| EXERCISE DESCRIPTION |
Select all lines with the string "σκουπιδιον" in them, and copy those lines.

| RECORDS FOR THE EXERCISE |
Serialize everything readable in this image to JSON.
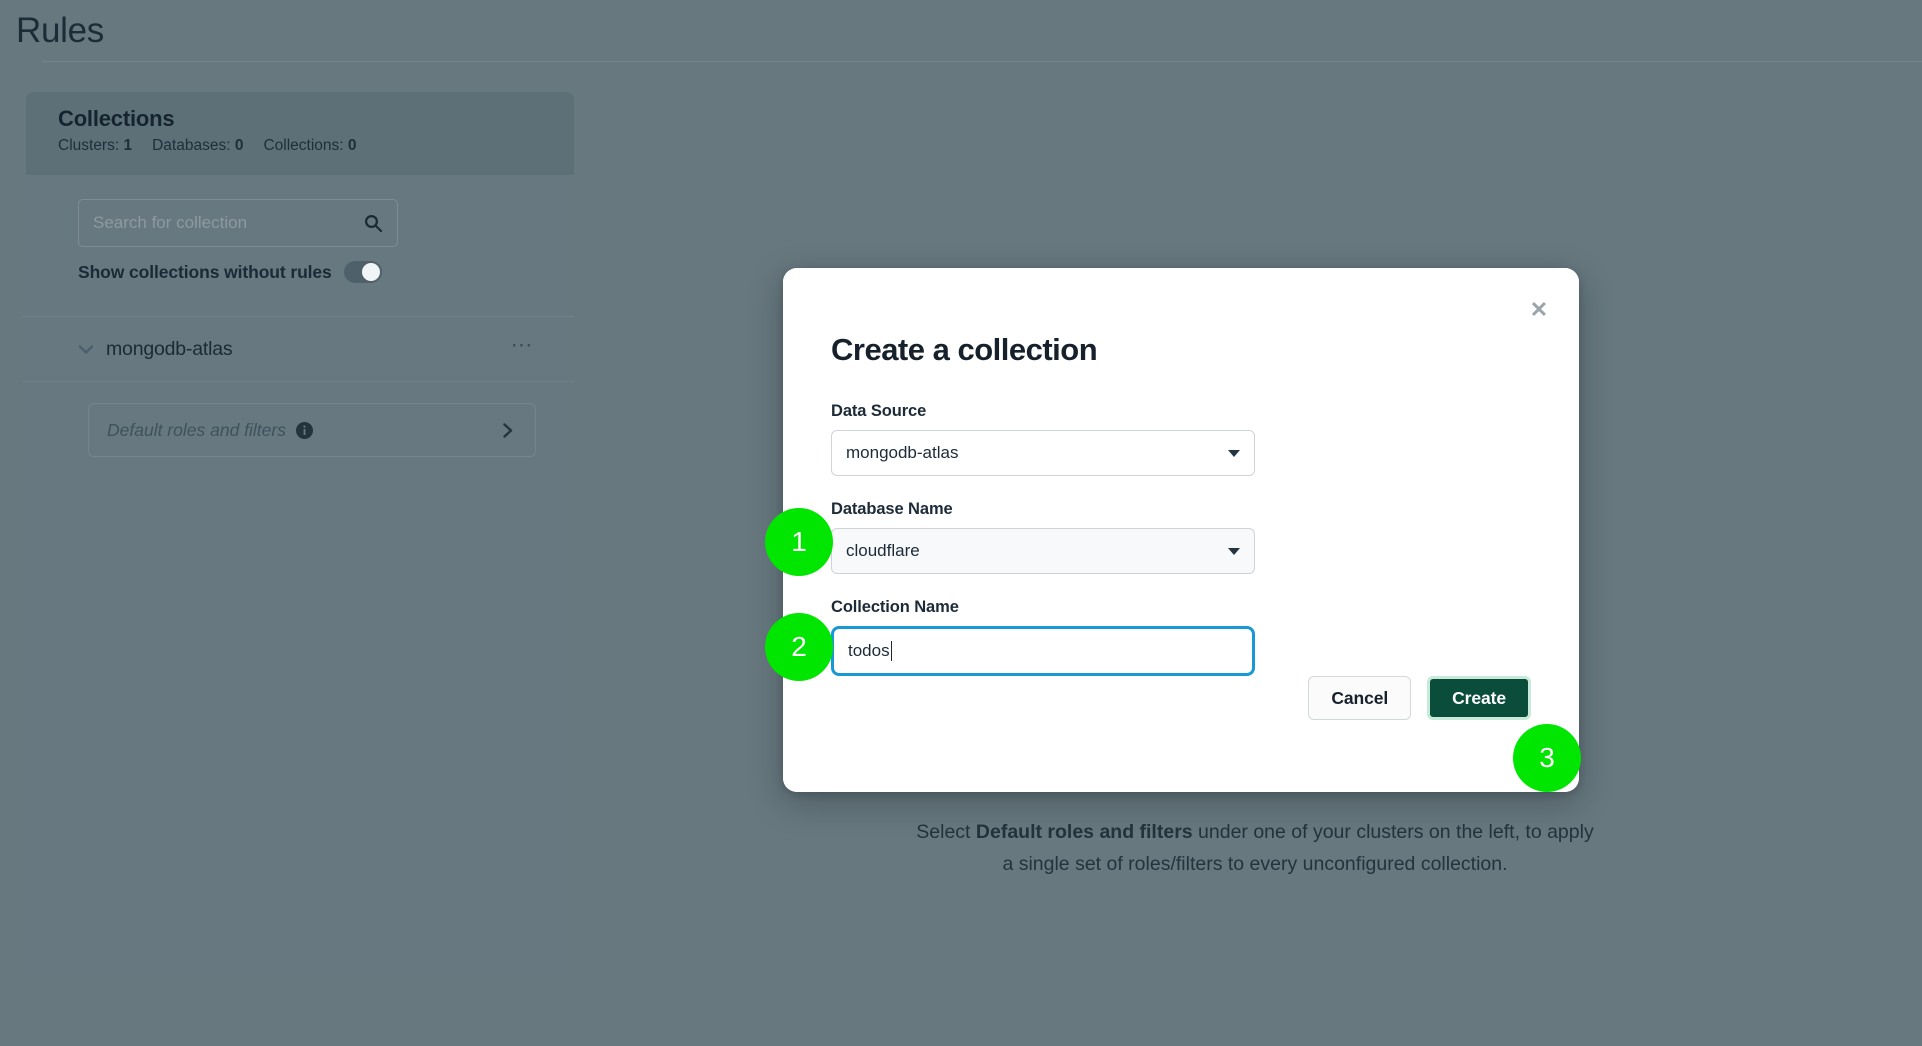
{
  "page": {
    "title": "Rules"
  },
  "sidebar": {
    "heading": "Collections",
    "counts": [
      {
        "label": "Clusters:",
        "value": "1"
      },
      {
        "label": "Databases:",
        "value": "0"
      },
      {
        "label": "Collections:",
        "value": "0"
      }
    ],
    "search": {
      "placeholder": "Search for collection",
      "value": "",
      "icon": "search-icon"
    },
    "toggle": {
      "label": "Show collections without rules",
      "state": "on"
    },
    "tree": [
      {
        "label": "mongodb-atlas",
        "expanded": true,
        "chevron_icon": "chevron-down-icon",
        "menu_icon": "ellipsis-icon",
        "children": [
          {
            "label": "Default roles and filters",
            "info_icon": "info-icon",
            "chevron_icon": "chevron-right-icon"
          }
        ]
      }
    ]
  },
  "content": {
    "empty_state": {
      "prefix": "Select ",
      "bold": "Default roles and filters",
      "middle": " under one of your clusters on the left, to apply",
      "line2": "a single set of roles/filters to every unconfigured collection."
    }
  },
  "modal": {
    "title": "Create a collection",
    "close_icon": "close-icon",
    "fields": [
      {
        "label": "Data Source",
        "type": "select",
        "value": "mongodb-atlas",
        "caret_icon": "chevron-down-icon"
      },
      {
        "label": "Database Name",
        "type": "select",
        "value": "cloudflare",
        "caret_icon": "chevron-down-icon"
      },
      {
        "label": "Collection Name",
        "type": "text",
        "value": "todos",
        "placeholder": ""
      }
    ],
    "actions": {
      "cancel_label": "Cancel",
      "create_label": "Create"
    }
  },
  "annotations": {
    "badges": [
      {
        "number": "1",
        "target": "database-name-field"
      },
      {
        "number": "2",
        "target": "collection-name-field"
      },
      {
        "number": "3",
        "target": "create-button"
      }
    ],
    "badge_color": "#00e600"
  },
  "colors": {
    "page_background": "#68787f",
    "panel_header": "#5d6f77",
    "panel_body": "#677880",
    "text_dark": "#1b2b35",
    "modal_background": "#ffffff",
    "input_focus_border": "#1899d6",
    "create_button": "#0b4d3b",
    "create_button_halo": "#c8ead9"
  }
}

* * *

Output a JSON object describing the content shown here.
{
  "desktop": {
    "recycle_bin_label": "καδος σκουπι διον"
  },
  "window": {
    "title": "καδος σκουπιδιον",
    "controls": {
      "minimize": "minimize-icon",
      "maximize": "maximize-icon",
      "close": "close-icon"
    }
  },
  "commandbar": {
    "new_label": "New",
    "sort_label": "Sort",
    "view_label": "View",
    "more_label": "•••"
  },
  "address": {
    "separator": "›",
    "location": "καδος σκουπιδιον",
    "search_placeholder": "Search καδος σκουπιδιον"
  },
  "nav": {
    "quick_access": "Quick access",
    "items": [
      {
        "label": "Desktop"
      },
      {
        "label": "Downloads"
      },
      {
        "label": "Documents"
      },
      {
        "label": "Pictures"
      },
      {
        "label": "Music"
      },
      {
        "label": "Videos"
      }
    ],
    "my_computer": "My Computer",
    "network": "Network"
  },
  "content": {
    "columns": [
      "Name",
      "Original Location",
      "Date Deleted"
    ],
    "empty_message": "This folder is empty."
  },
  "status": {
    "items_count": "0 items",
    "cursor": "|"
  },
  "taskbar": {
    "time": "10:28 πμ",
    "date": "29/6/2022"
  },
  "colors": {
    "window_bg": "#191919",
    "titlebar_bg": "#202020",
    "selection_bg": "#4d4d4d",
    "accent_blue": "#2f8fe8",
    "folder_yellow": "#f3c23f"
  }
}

| CORRECT OUTPUT |
    "title": "καδος σκουπιδιον",
    "location": "καδος σκουπιδιον",
    "search_placeholder": "Search καδος σκουπιδιον"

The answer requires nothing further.